=== Data entries ===

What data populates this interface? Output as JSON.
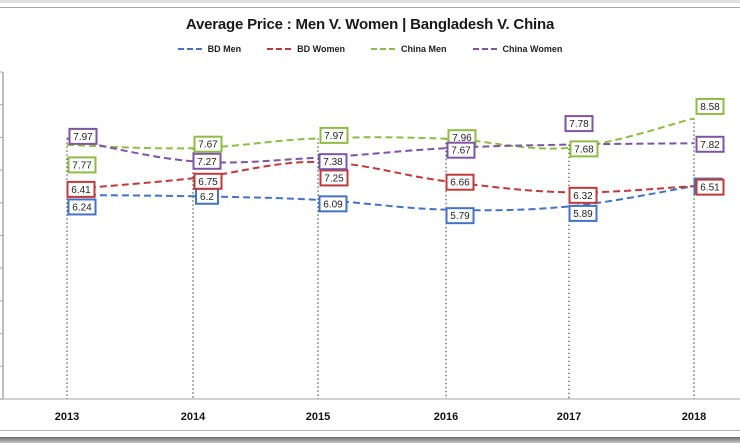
{
  "chart_data": {
    "type": "line",
    "title": "Average Price : Men V. Women | Bangladesh V. China",
    "xlabel": "",
    "ylabel": "",
    "categories": [
      "2013",
      "2014",
      "2015",
      "2016",
      "2017",
      "2018"
    ],
    "ylim": [
      0,
      10
    ],
    "y_tick_step": 1,
    "y_tick_labels_visible": false,
    "grid": false,
    "legend_position": "top",
    "series": [
      {
        "name": "BD Men",
        "color": "#4472c4",
        "values": [
          6.24,
          6.2,
          6.09,
          5.79,
          5.89,
          6.51
        ]
      },
      {
        "name": "BD Women",
        "color": "#c0393b",
        "values": [
          6.41,
          6.75,
          7.25,
          6.66,
          6.32,
          6.51
        ]
      },
      {
        "name": "China Men",
        "color": "#8fbc45",
        "values": [
          7.77,
          7.67,
          7.97,
          7.96,
          7.68,
          8.58
        ]
      },
      {
        "name": "China Women",
        "color": "#7e55a3",
        "values": [
          7.97,
          7.27,
          7.38,
          7.67,
          7.78,
          7.82
        ]
      }
    ],
    "data_labels": true,
    "drop_lines": true
  }
}
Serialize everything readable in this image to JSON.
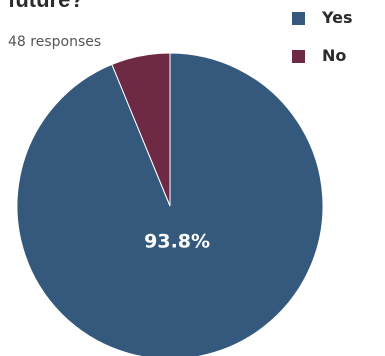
{
  "question": {
    "title": "future?",
    "responses": "48 responses"
  },
  "colors": {
    "yes": "#34597c",
    "no": "#6e2a45",
    "slice_label": "#ffffff",
    "slice_border": "#ffffff"
  },
  "chart_data": {
    "type": "pie",
    "title": "future?",
    "subtitle": "48 responses",
    "legend_position": "top-right",
    "slices": [
      {
        "label": "Yes",
        "value": 93.8,
        "display": "93.8%",
        "color": "#34597c",
        "show_label": true
      },
      {
        "label": "No",
        "value": 6.2,
        "display": "",
        "color": "#6e2a45",
        "show_label": false
      }
    ]
  }
}
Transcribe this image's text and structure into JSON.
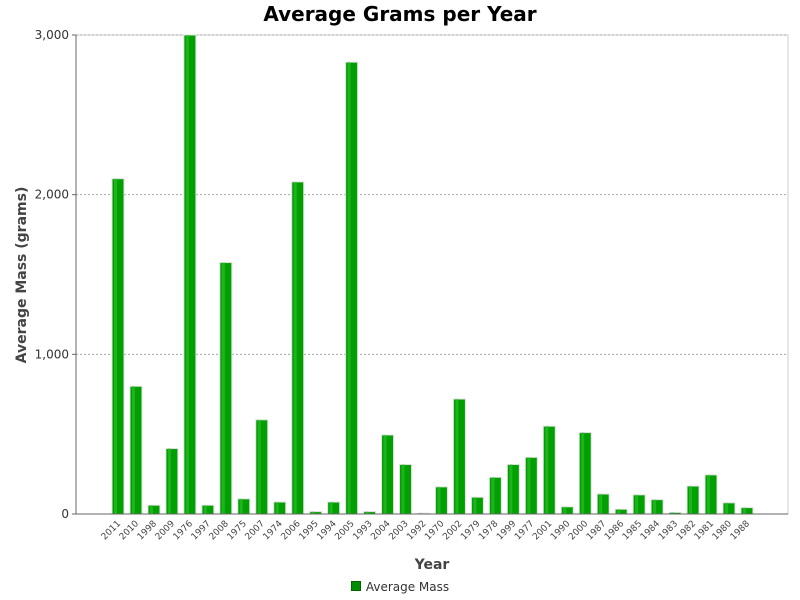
{
  "chart_data": {
    "type": "bar",
    "title": "Average Grams per Year",
    "xlabel": "Year",
    "ylabel": "Average Mass (grams)",
    "ylim": [
      0,
      3000
    ],
    "yticks": [
      "0",
      "1,000",
      "2,000",
      "3,000"
    ],
    "ytick_values": [
      0,
      1000,
      2000,
      3000
    ],
    "grid": "horizontal dashed",
    "legend_position": "bottom-center",
    "categories": [
      "2011",
      "2010",
      "1998",
      "2009",
      "1976",
      "1997",
      "2008",
      "1975",
      "2007",
      "1974",
      "2006",
      "1995",
      "1994",
      "2005",
      "1993",
      "2004",
      "2003",
      "1992",
      "1970",
      "2002",
      "1979",
      "1978",
      "1999",
      "1977",
      "2001",
      "1990",
      "2000",
      "1987",
      "1986",
      "1985",
      "1984",
      "1983",
      "1982",
      "1981",
      "1980",
      "1988"
    ],
    "series": [
      {
        "name": "Average Mass",
        "color": "#00a000",
        "values": [
          2100,
          800,
          55,
          410,
          3000,
          55,
          1575,
          95,
          590,
          75,
          2080,
          15,
          75,
          2830,
          15,
          495,
          310,
          5,
          170,
          720,
          105,
          230,
          310,
          355,
          550,
          45,
          510,
          125,
          30,
          120,
          90,
          10,
          175,
          245,
          70,
          40
        ]
      }
    ]
  }
}
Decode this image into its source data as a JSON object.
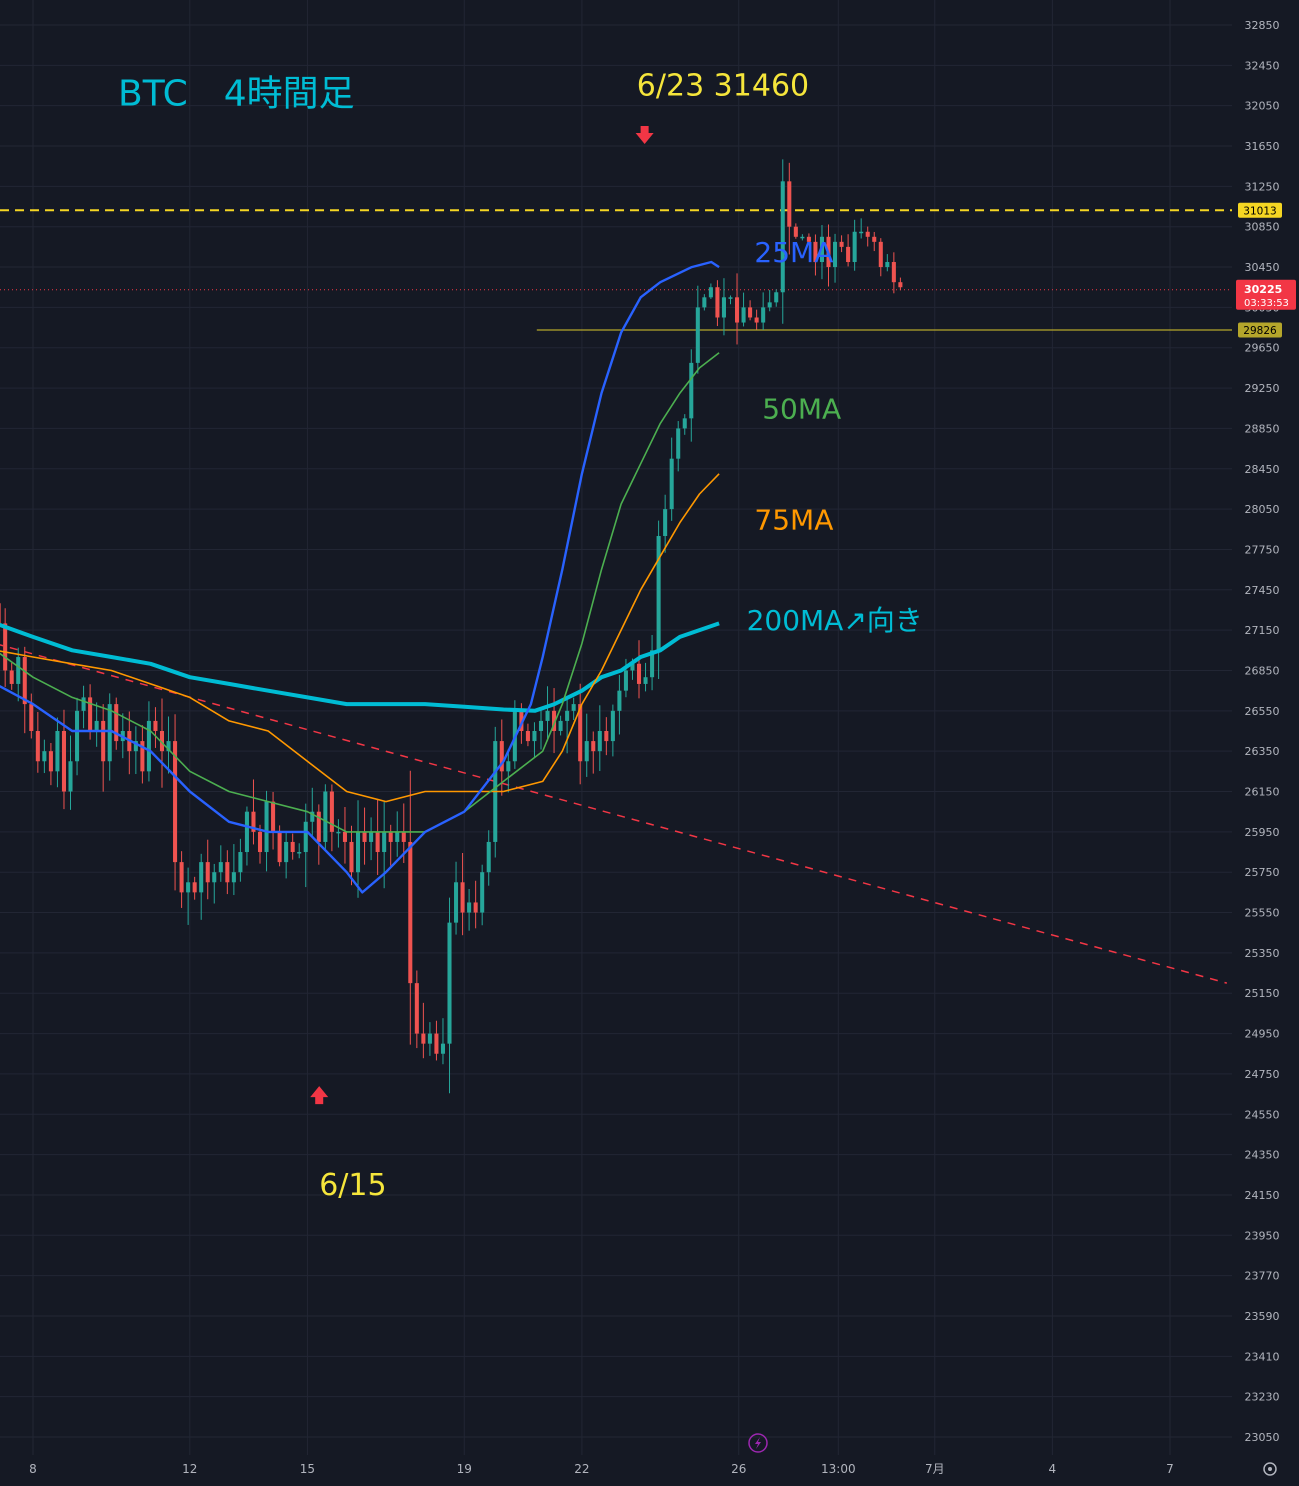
{
  "chart_data": {
    "type": "candlestick",
    "title": "BTC　4時間足",
    "symbol": "BTC",
    "timeframe": "4時間足",
    "colors": {
      "background": "#151924",
      "grid": "#222634",
      "axis_text": "#b2b5be",
      "up": "#26a69a",
      "down": "#ef5350",
      "ma25": "#2962ff",
      "ma50": "#4caf50",
      "ma75": "#ff9800",
      "ma200": "#00bcd4",
      "title": "#00bcd4",
      "annotation": "#f5e53b",
      "marker": "#f23645",
      "resistance": "#f5d623",
      "support": "#b5a62b",
      "trendline": "#f23645",
      "current_price_bg": "#f23645"
    },
    "ylim": [
      23000,
      32950
    ],
    "y_ticks": [
      32850,
      32450,
      32050,
      31650,
      31250,
      30850,
      30450,
      30050,
      29650,
      29250,
      28850,
      28450,
      28050,
      27750,
      27450,
      27150,
      26850,
      26550,
      26350,
      26150,
      25950,
      25750,
      25550,
      25350,
      25150,
      24950,
      24750,
      24550,
      24350,
      24150,
      23950,
      23770,
      23590,
      23410,
      23230,
      23050
    ],
    "x_ticks": [
      {
        "label": "8",
        "day": 8
      },
      {
        "label": "12",
        "day": 12
      },
      {
        "label": "15",
        "day": 15
      },
      {
        "label": "19",
        "day": 19
      },
      {
        "label": "22",
        "day": 22
      },
      {
        "label": "26",
        "day": 26
      },
      {
        "label": "13:00",
        "day": 28.54
      },
      {
        "label": "7月",
        "day": 31
      },
      {
        "label": "4",
        "day": 34
      },
      {
        "label": "7",
        "day": 37
      }
    ],
    "xlim_days": [
      7.04,
      38.45
    ],
    "candles_close": [
      27200,
      26850,
      26750,
      26950,
      26600,
      26450,
      26300,
      26350,
      26250,
      26450,
      26150,
      26300,
      26550,
      26650,
      26450,
      26500,
      26300,
      26600,
      26400,
      26450,
      26350,
      26400,
      26250,
      26500,
      26450,
      26350,
      26400,
      25800,
      25650,
      25700,
      25650,
      25800,
      25700,
      25750,
      25800,
      25700,
      25750,
      25850,
      26050,
      25950,
      25850,
      26100,
      25950,
      25800,
      25900,
      25850,
      25850,
      26000,
      26050,
      25900,
      26150,
      25950,
      25950,
      25900,
      25750,
      25950,
      25900,
      25950,
      25850,
      25950,
      25900,
      25950,
      25900,
      25200,
      24950,
      24900,
      24950,
      24850,
      24900,
      25500,
      25700,
      25550,
      25600,
      25550,
      25750,
      25900,
      26400,
      26250,
      26300,
      26550,
      26450,
      26400,
      26450,
      26500,
      26550,
      26450,
      26500,
      26550,
      26600,
      26300,
      26400,
      26350,
      26450,
      26400,
      26550,
      26700,
      26850,
      26900,
      26750,
      26800,
      27000,
      27850,
      28050,
      28550,
      28850,
      28950,
      29500,
      30050,
      30150,
      30250,
      29950,
      30150,
      30150,
      29900,
      30050,
      29950,
      29900,
      30050,
      30100,
      30200,
      31300,
      30850,
      30750,
      30750,
      30700,
      30500,
      30750,
      30450,
      30700,
      30650,
      30500,
      30800,
      30800,
      30750,
      30700,
      30450,
      30500,
      30300,
      30250
    ],
    "series": [
      {
        "name": "25MA"
      },
      {
        "name": "50MA"
      },
      {
        "name": "75MA"
      },
      {
        "name": "200MA"
      }
    ],
    "ma_lines": {
      "ma25": [
        [
          7.04,
          26750
        ],
        [
          8.0,
          26600
        ],
        [
          9.0,
          26450
        ],
        [
          10.0,
          26450
        ],
        [
          11.0,
          26350
        ],
        [
          12.0,
          26150
        ],
        [
          13.0,
          26000
        ],
        [
          14.0,
          25950
        ],
        [
          15.0,
          25950
        ],
        [
          16.0,
          25750
        ],
        [
          16.4,
          25650
        ],
        [
          17.0,
          25750
        ],
        [
          18.0,
          25950
        ],
        [
          19.0,
          26050
        ],
        [
          20.0,
          26300
        ],
        [
          20.7,
          26600
        ],
        [
          21.0,
          26950
        ],
        [
          21.5,
          27600
        ],
        [
          22.0,
          28400
        ],
        [
          22.5,
          29200
        ],
        [
          23.0,
          29800
        ],
        [
          23.5,
          30150
        ],
        [
          24.0,
          30300
        ],
        [
          24.8,
          30450
        ],
        [
          25.3,
          30500
        ],
        [
          25.5,
          30450
        ]
      ],
      "ma50": [
        [
          7.04,
          27000
        ],
        [
          8.0,
          26800
        ],
        [
          9.0,
          26650
        ],
        [
          10.0,
          26550
        ],
        [
          11.0,
          26450
        ],
        [
          12.0,
          26250
        ],
        [
          13.0,
          26150
        ],
        [
          14.0,
          26100
        ],
        [
          15.0,
          26050
        ],
        [
          16.0,
          25950
        ],
        [
          17.0,
          25950
        ],
        [
          18.0,
          25950
        ],
        [
          19.0,
          26050
        ],
        [
          20.0,
          26200
        ],
        [
          21.0,
          26350
        ],
        [
          21.5,
          26600
        ],
        [
          22.0,
          27050
        ],
        [
          22.5,
          27600
        ],
        [
          23.0,
          28100
        ],
        [
          23.5,
          28500
        ],
        [
          24.0,
          28900
        ],
        [
          24.5,
          29200
        ],
        [
          25.0,
          29450
        ],
        [
          25.5,
          29600
        ]
      ],
      "ma75": [
        [
          7.04,
          27000
        ],
        [
          8.0,
          26950
        ],
        [
          9.0,
          26900
        ],
        [
          10.0,
          26850
        ],
        [
          11.0,
          26750
        ],
        [
          12.0,
          26650
        ],
        [
          13.0,
          26500
        ],
        [
          14.0,
          26450
        ],
        [
          15.0,
          26300
        ],
        [
          16.0,
          26150
        ],
        [
          17.0,
          26100
        ],
        [
          18.0,
          26150
        ],
        [
          19.0,
          26150
        ],
        [
          20.0,
          26150
        ],
        [
          21.0,
          26200
        ],
        [
          21.5,
          26350
        ],
        [
          22.0,
          26600
        ],
        [
          22.5,
          26850
        ],
        [
          23.0,
          27150
        ],
        [
          23.5,
          27450
        ],
        [
          24.0,
          27700
        ],
        [
          24.5,
          27950
        ],
        [
          25.0,
          28200
        ],
        [
          25.5,
          28400
        ]
      ],
      "ma200": [
        [
          7.04,
          27200
        ],
        [
          8.0,
          27100
        ],
        [
          9.0,
          27000
        ],
        [
          10.0,
          26950
        ],
        [
          11.0,
          26900
        ],
        [
          12.0,
          26800
        ],
        [
          13.0,
          26750
        ],
        [
          14.0,
          26700
        ],
        [
          15.0,
          26650
        ],
        [
          16.0,
          26600
        ],
        [
          17.0,
          26600
        ],
        [
          18.0,
          26600
        ],
        [
          19.0,
          26580
        ],
        [
          20.0,
          26560
        ],
        [
          20.8,
          26550
        ],
        [
          21.3,
          26600
        ],
        [
          22.0,
          26700
        ],
        [
          22.5,
          26800
        ],
        [
          23.0,
          26850
        ],
        [
          23.5,
          26950
        ],
        [
          24.0,
          27000
        ],
        [
          24.5,
          27100
        ],
        [
          25.0,
          27150
        ],
        [
          25.5,
          27200
        ]
      ]
    },
    "horizontal_lines": [
      {
        "name": "resistance",
        "price": 31013,
        "label": "31013",
        "style": "dashed"
      },
      {
        "name": "support",
        "price": 29826,
        "label": "29826",
        "style": "solid",
        "start_day": 20.85
      }
    ],
    "trendline": {
      "start": [
        7.04,
        27050
      ],
      "end": [
        38.45,
        25200
      ]
    },
    "current_price": {
      "price": 30225,
      "label": "30225",
      "countdown": "03:33:53"
    },
    "annotations": [
      {
        "name": "label-25ma",
        "text": "25MA",
        "day": 26.4,
        "price": 30500,
        "color": "ma25"
      },
      {
        "name": "label-50ma",
        "text": "50MA",
        "day": 26.6,
        "price": 28950,
        "color": "ma50"
      },
      {
        "name": "label-75ma",
        "text": "75MA",
        "day": 26.4,
        "price": 27900,
        "color": "ma75"
      },
      {
        "name": "label-200ma",
        "text": "200MA↗向き",
        "day": 26.2,
        "price": 27150,
        "color": "ma200"
      },
      {
        "name": "label-high",
        "text": "6/23 31460",
        "day": 23.4,
        "price": 32150,
        "color": "annotation"
      },
      {
        "name": "label-low",
        "text": "6/15",
        "day": 15.3,
        "price": 24150,
        "color": "annotation"
      }
    ],
    "markers": [
      {
        "name": "down-arrow-high",
        "direction": "down",
        "day": 23.6,
        "price": 31750
      },
      {
        "name": "up-arrow-low",
        "direction": "up",
        "day": 15.3,
        "price": 24650
      }
    ]
  }
}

=== What is being asked ===
Only the number is wanted: count the lines of the records that hold the word "true".

=== Output below ===
3